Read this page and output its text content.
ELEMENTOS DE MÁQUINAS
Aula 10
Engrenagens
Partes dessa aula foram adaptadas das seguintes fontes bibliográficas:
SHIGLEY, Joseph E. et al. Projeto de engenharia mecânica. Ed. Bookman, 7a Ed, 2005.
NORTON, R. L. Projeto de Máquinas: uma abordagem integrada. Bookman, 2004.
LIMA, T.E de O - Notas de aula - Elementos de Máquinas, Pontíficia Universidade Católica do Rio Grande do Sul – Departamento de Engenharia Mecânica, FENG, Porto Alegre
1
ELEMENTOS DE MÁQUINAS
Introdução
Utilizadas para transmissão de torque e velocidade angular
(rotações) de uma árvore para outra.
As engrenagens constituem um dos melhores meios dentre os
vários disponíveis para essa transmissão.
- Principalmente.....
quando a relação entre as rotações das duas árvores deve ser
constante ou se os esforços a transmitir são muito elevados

━━━

## WORK REQUIRED
Retype the whole listing above exactly.

## EXPECTED ANSWER
Read this page and output its text content.
ELEMENTOS DE MÁQUINAS
Aula 10
Engrenagens
Partes dessa aula foram adaptadas das seguintes fontes bibliográficas:
SHIGLEY, Joseph E. et al. Projeto de engenharia mecânica. Ed. Bookman, 7a Ed, 2005.
NORTON, R. L. Projeto de Máquinas: uma abordagem integrada. Bookman, 2004.
LIMA, T.E de O - Notas de aula - Elementos de Máquinas, Pontíficia Universidade Católica do Rio Grande do Sul – Departamento de Engenharia Mecânica, FENG, Porto Alegre
1
ELEMENTOS DE MÁQUINAS
Introdução
Utilizadas para transmissão de torque e velocidade angular
(rotações) de uma árvore para outra.
As engrenagens constituem um dos melhores meios dentre os
vários disponíveis para essa transmissão.
- Principalmente.....
quando a relação entre as rotações das duas árvores deve ser
constante ou se os esforços a transmitir são muito elevados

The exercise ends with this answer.